§ **List of tasks**:
1. In the Medicare footnotes, in which two states was the petitioner enrolled as a Medicare supplier?
2. Why, according to the Medicare footnotes, was the petitioner likely enrolled as a supplier in more than one state?
3. Reproduce the part of the Medicare footnotes starting with "Petitioner was enrolled" and going on through "Ex. 7 at 5-6.".

§ **Exercise text**:
-*-


  • 2

    Unified Program Integrity Contractors are tasked by CMS to “investigate potential fraud, waste, or abuse on the part of providers, suppliers, and other entities that receive reimbursement under the Medicare program for services rendered to beneficiaries.” Ctrs. for Medicare & Medicaid Servs., Medicare Program Integrity Manual (MPIM), CMS Pub. 100-08, ch. 4, § 4.7 (Rev. 11358, eff. May 23, 2022), available at https://www.cms.gov/files/document/r11358pi.pdf.

  • 3

    Petitioner was enrolled as a supplier to the Medicare program in both Georgia and Texas, presumably because she held active licenses in both states to practice as a Physician Assistant. CMS Ex. 10 at 1; CMS Ex. 11 at 1. Qlarant issued its notice to the most recent correspondence addresses identified in Petitioner’s Medicare enrollment records for each state. CMS Ex. 10 at 2; CMS Ex. 11 at 2.

  • 4

    Qlarant again dated its notice for July 15, 2020 but actually shipped it to the Austin address on July 14, 2020. CMS Ex. 7 at 5-6.

-*-

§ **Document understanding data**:

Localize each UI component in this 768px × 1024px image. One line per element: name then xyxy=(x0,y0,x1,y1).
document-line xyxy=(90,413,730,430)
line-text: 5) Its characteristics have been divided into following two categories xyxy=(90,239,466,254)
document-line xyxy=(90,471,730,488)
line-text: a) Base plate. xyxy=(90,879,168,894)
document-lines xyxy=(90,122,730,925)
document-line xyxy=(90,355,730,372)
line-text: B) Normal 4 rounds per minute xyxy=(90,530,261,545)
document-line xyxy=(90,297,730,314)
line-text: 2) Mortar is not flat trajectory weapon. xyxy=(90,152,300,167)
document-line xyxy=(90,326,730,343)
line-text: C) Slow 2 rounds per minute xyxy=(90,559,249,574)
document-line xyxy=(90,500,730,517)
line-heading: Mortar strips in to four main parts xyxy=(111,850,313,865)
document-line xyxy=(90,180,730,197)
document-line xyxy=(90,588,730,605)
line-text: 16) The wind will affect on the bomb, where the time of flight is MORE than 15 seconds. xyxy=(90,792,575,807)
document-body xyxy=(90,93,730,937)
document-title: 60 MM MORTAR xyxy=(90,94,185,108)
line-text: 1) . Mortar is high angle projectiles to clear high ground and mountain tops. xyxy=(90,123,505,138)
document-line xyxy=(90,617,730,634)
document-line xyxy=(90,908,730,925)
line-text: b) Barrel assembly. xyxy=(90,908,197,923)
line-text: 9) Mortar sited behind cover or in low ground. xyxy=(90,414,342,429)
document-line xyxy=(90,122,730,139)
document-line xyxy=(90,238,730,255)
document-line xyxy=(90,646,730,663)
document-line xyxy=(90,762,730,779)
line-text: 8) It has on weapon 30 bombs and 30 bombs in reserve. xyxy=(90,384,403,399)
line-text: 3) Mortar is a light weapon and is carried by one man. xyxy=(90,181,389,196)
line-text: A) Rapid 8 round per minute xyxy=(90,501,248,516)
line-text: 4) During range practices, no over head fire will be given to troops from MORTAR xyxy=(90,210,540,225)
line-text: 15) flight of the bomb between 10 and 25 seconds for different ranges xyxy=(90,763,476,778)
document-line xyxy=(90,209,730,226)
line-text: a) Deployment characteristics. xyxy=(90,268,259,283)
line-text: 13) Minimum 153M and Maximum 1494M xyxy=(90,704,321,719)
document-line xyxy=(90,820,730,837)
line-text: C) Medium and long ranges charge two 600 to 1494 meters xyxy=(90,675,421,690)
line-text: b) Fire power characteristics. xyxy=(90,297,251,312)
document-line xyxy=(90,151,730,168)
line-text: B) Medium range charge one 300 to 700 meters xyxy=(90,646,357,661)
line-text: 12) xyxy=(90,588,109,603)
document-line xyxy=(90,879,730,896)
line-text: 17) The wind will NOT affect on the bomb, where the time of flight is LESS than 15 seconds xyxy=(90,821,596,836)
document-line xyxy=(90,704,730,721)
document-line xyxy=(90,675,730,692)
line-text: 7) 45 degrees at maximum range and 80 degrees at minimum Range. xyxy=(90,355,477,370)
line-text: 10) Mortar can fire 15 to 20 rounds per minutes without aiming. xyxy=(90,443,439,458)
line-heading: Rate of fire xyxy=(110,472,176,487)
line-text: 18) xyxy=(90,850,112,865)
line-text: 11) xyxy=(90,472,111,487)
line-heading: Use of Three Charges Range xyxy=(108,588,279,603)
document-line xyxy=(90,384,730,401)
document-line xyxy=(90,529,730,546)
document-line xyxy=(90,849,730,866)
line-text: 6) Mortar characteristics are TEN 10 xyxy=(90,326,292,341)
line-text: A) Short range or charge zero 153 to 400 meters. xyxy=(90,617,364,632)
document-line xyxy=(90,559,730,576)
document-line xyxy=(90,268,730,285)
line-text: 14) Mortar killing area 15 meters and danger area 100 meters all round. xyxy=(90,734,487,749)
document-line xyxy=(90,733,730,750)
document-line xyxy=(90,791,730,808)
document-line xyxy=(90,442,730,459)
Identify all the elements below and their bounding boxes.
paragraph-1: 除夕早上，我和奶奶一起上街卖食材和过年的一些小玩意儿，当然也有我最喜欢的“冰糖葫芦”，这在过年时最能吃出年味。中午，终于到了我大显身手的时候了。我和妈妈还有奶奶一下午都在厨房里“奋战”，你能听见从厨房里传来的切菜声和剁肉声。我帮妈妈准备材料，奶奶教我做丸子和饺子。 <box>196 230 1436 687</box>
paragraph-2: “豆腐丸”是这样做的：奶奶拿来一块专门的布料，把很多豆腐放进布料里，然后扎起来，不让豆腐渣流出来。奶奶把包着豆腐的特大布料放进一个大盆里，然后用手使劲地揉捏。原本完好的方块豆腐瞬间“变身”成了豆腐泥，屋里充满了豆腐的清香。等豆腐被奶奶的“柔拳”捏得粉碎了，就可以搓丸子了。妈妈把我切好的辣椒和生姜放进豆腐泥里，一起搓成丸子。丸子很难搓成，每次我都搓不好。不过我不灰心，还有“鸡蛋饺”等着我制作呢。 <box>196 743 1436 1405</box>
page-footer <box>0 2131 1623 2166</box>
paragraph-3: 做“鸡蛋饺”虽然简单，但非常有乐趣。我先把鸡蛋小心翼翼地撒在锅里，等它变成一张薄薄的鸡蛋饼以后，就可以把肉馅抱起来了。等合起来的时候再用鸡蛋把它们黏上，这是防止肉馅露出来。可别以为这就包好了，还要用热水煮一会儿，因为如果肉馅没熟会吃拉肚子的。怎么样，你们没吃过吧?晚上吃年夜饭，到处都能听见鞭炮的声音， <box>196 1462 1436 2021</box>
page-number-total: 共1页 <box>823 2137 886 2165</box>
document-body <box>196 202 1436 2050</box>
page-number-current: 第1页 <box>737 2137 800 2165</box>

-*-

§ **Results**:
1. Georgia and Texas.

2. The footnotes say the petitioner was presumably enrolled in both Georgia and Texas because of holding active licenses in both states to practice as a Physician Assistant.

3.
Petitioner was enrolled as a supplier to the Medicare program in both Georgia and Texas, presumably because she held active licenses in both states to practice as a Physician Assistant. CMS Ex. 10 at 1; CMS Ex. 11 at 1. Qlarant issued its notice to the most recent correspondence addresses identified in Petitioner’s Medicare enrollment records for each state. CMS Ex. 10 at 2; CMS Ex. 11 at 2.

  • 4

    Qlarant again dated its notice for July 15, 2020 but actually shipped it to the Austin address on July 14, 2020. CMS Ex. 7 at 5-6.